**What to do**.
Output the data below in full, character for character.
....................
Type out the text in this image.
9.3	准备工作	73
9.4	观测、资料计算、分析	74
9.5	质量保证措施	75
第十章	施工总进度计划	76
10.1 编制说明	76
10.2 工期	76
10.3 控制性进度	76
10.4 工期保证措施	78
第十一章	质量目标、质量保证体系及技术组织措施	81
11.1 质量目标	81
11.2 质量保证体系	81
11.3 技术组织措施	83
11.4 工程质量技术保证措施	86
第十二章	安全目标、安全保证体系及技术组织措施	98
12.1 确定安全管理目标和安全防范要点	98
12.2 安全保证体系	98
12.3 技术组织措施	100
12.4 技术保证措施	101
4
....................
**Exercise output**.
Type out the text in this image.
9.3	准备工作	73
9.4	观测、资料计算、分析	74
9.5	质量保证措施	75
第十章	施工总进度计划	76
10.1 编制说明	76
10.2 工期	76
10.3 控制性进度	76
10.4 工期保证措施	78
第十一章	质量目标、质量保证体系及技术组织措施	81
11.1 质量目标	81
11.2 质量保证体系	81
11.3 技术组织措施	83
11.4 工程质量技术保证措施	86
第十二章	安全目标、安全保证体系及技术组织措施	98
12.1 确定安全管理目标和安全防范要点	98
12.2 安全保证体系	98
12.3 技术组织措施	100
12.4 技术保证措施	101
4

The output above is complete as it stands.